Task to complete:
When a line in the listing below contains the word "which", return a copy of that line.

[[ Provided material open ]]

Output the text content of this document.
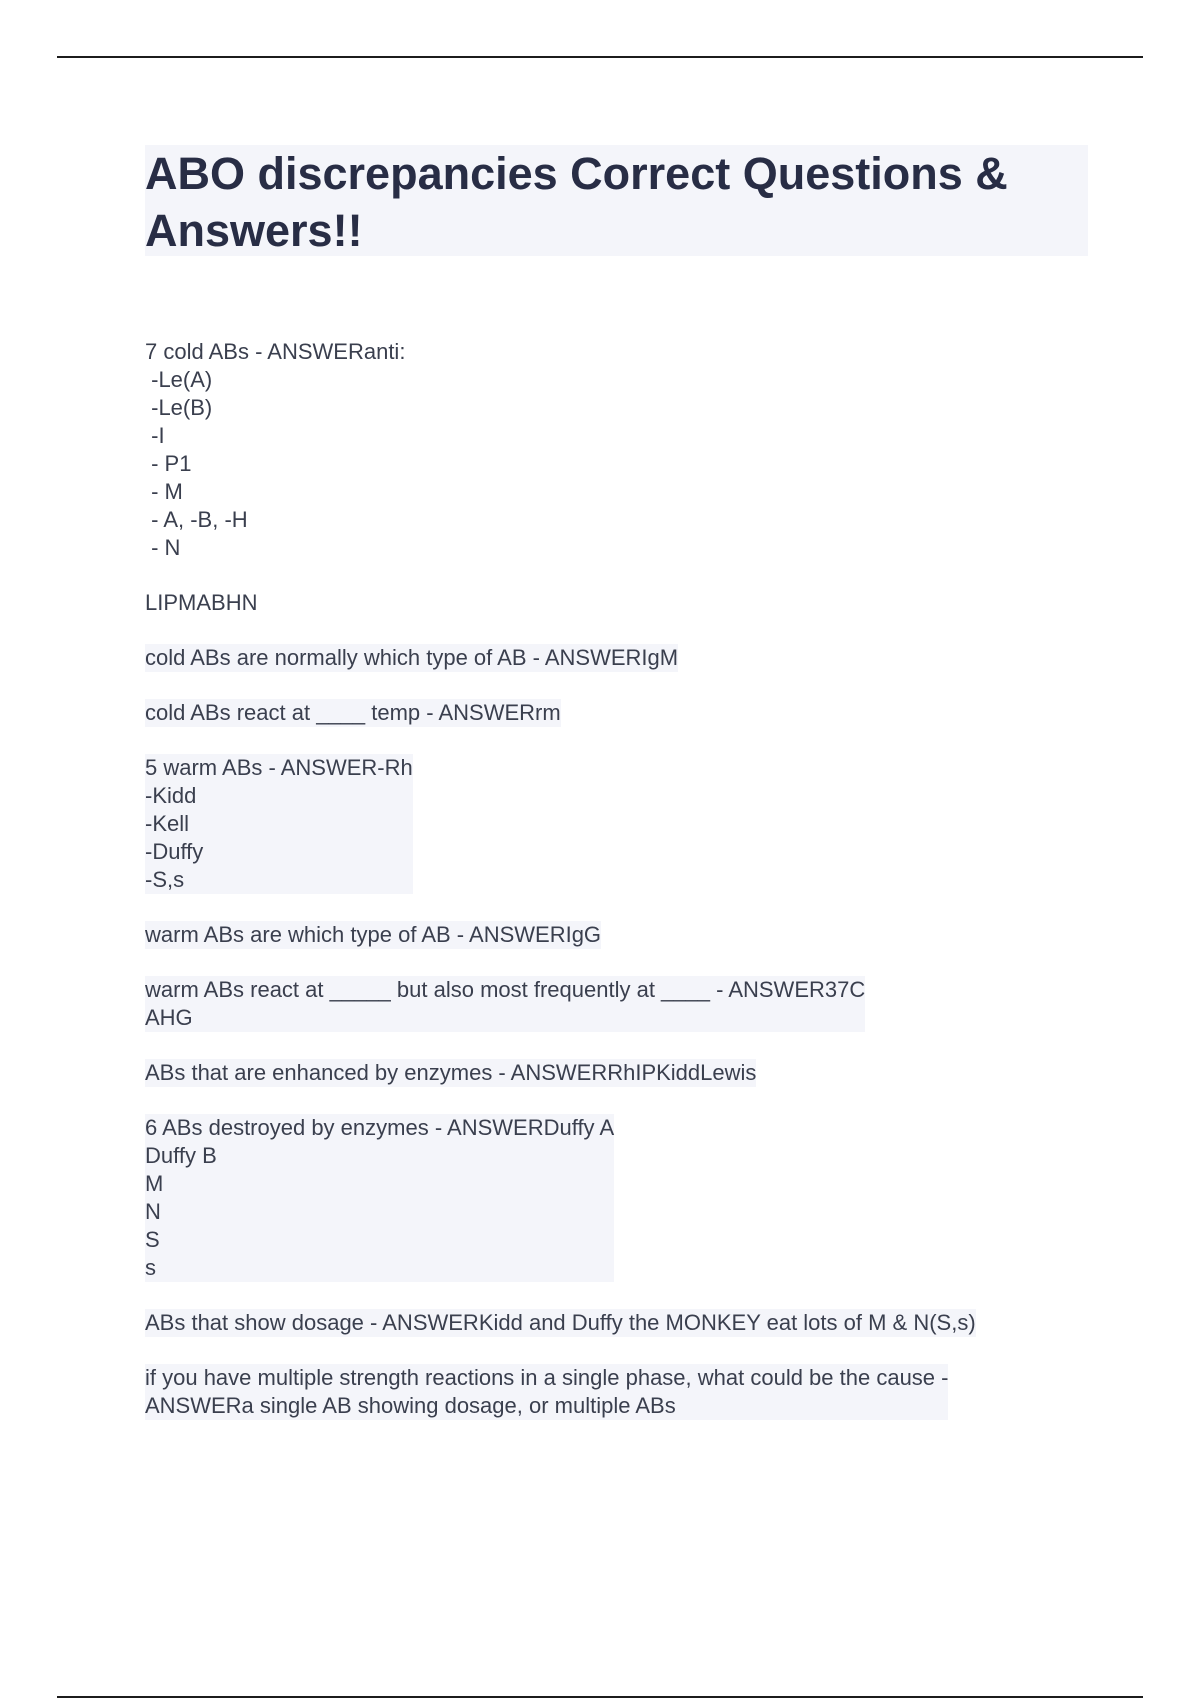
ABO discrepancies Correct Questions & Answers!!
7 cold ABs - ANSWERanti:
-Le(A)
-Le(B)
-I
- P1
- M
- A, -B, -H
- N
LIPMABHN
cold ABs are normally which type of AB - ANSWERIgM
cold ABs react at ____ temp - ANSWERrm
5 warm ABs - ANSWER-Rh
-Kidd
-Kell
-Duffy
-S,s
warm ABs are which type of AB - ANSWERIgG
warm ABs react at _____ but also most frequently at ____ - ANSWER37C
AHG
ABs that are enhanced by enzymes - ANSWERRhIPKiddLewis
6 ABs destroyed by enzymes - ANSWERDuffy A
Duffy B
M
N
S
s
ABs that show dosage - ANSWERKidd and Duffy the MONKEY eat lots of M & N(S,s)
if you have multiple strength reactions in a single phase, what could be the cause -
ANSWERa single AB showing dosage, or multiple ABs
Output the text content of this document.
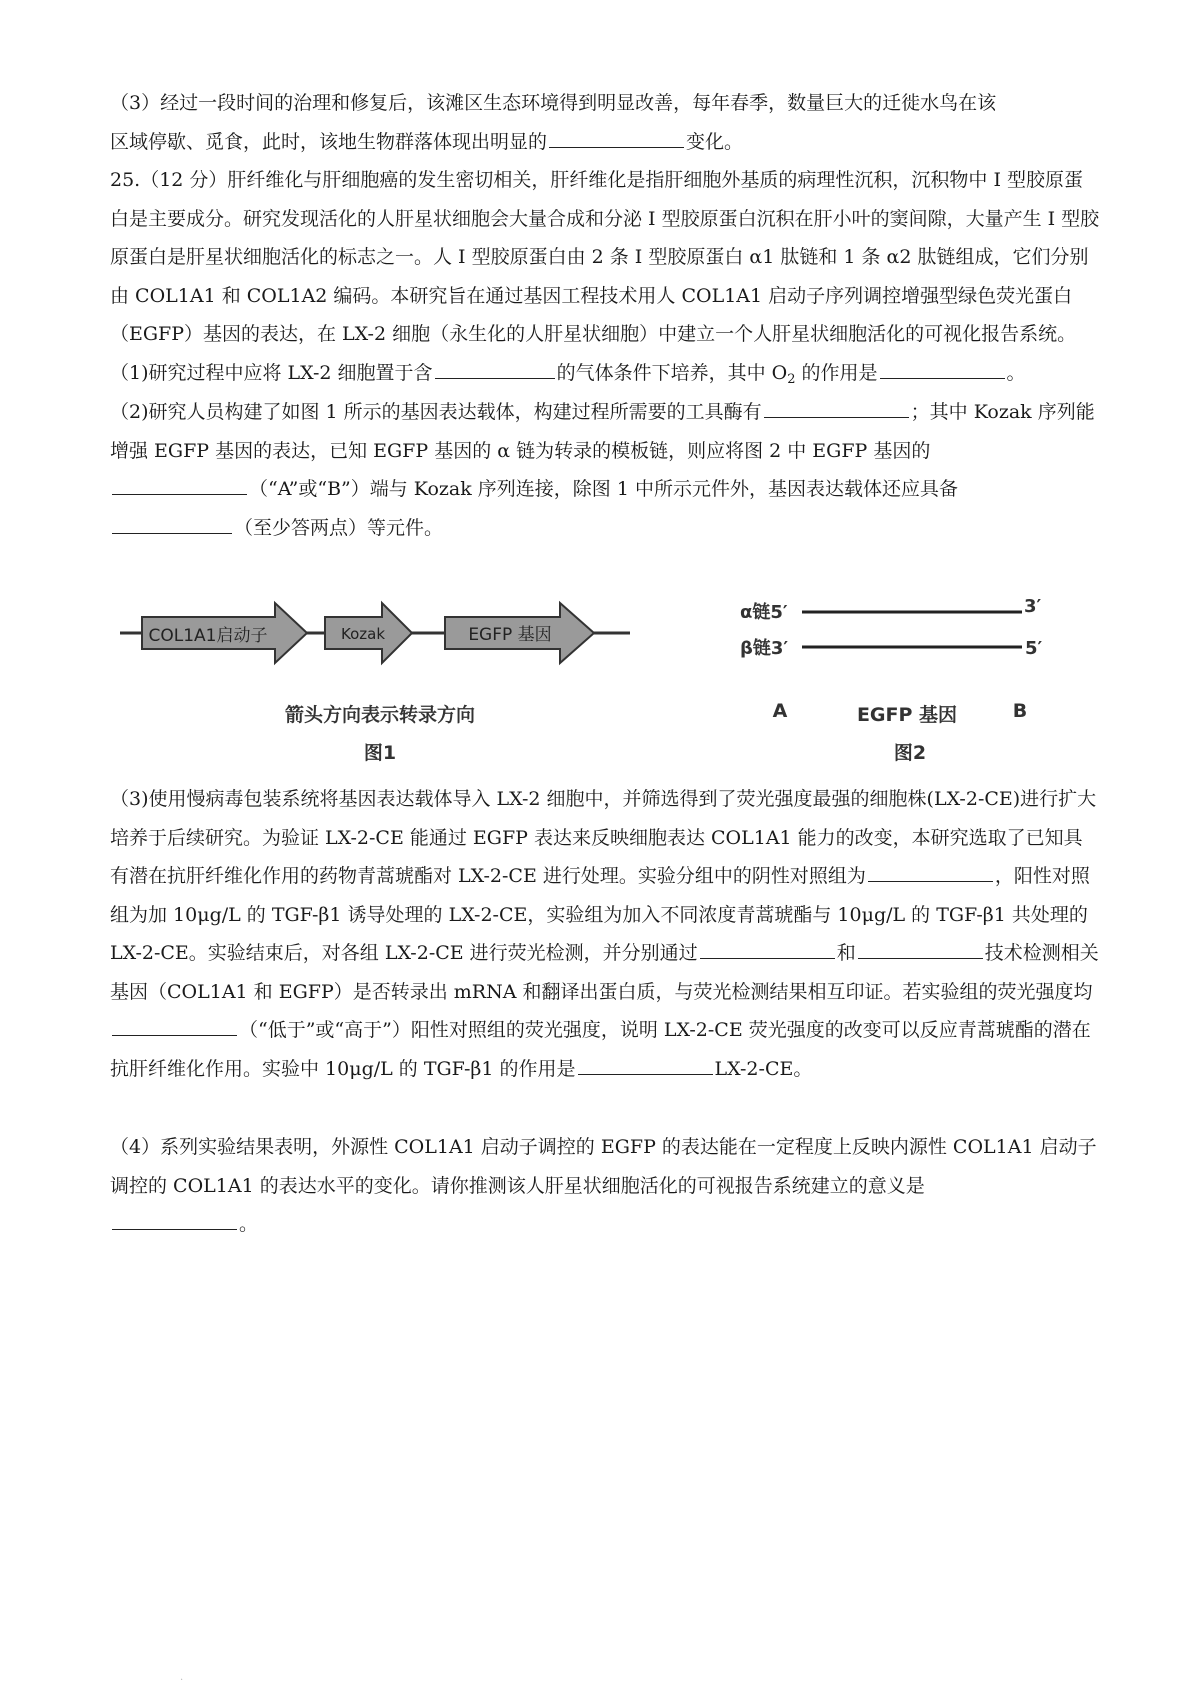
（3）经过一段时间的治理和修复后，该滩区生态环境得到明显改善，每年春季，数量巨大的迁徙水鸟在该
区域停歇、觅食，此时，该地生物群落体现出明显的	变化。

25.（12 分）肝纤维化与肝细胞癌的发生密切相关，肝纤维化是指肝细胞外基质的病理性沉积，沉积物中 I 型胶原蛋白是主要成分。研究发现活化的人肝星状细胞会大量合成和分泌 I 型胶原蛋白沉积在肝小叶的窦间隙，大量产生 I 型胶原蛋白是肝星状细胞活化的标志之一。人 I 型胶原蛋白由 2 条 I 型胶原蛋白 α1 肽链和 1 条 α2 肽链组成，它们分别由 COL1A1 和 COL1A2 编码。本研究旨在通过基因工程技术用人 COL1A1 启动子序列调控增强型绿色荧光蛋白（EGFP）基因的表达，在 LX-2 细胞（永生化的人肝星状细胞）中建立一个人肝星状细胞活化的可视化报告系统。

（1)研究过程中应将 LX-2 细胞置于含	的气体条件下培养，其中 $O_2$ 的作用是	。

（2)研究人员构建了如图 1 所示的基因表达载体，构建过程所需要的工具酶有	；其中 Kozak 序列能增强 EGFP 基因的表达，已知 EGFP 基因的 α 链为转录的模板链，则应将图 2 中 EGFP 基因的
（“A”或“B”）端与 Kozak 序列连接，除图 1 中所示元件外，基因表达载体还应具备
（至少答两点）等元件。

COL1A1启动子	Kozak	EGFP 基因
箭头方向表示转录方向
图1
α链5′	3′
β链3′	5′
A	EGFP 基因	B
图2

（3)使用慢病毒包装系统将基因表达载体导入 LX-2 细胞中，并筛选得到了荧光强度最强的细胞株(LX-2-CE)进行扩大培养于后续研究。为验证 LX-2-CE 能通过 EGFP 表达来反映细胞表达 COL1A1 能力的改变，本研究选取了已知具有潜在抗肝纤维化作用的药物青蒿琥酯对 LX-2-CE 进行处理。实验分组中的阴性对照组为	，阳性对照组为加 10μg/L 的 TGF-β1 诱导处理的 LX-2-CE，实验组为加入不同浓度青蒿琥酯与 10μg/L 的 TGF-β1 共处理的 LX-2-CE。实验结束后，对各组 LX-2-CE 进行荧光检测，并分别通过	和	技术检测相关基因（COL1A1 和 EGFP）是否转录出 mRNA 和翻译出蛋白质，与荧光检测结果相互印证。若实验组的荧光强度均（“低于”或“高于”）阳性对照组的荧光强度，说明 LX-2-CE 荧光强度的改变可以反应青蒿琥酯的潜在抗肝纤维化作用。实验中 10μg/L 的 TGF-β1 的作用是	LX-2-CE。

（4）系列实验结果表明，外源性 COL1A1 启动子调控的 EGFP 的表达能在一定程度上反映内源性 COL1A1 启动子调控的 COL1A1 的表达水平的变化。请你推测该人肝星状细胞活化的可视报告系统建立的意义是
。

.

[[ Provided material closed ]]

Answer to this problem:
cold ABs are normally which type of AB - ANSWERIgM
warm ABs are which type of AB - ANSWERIgG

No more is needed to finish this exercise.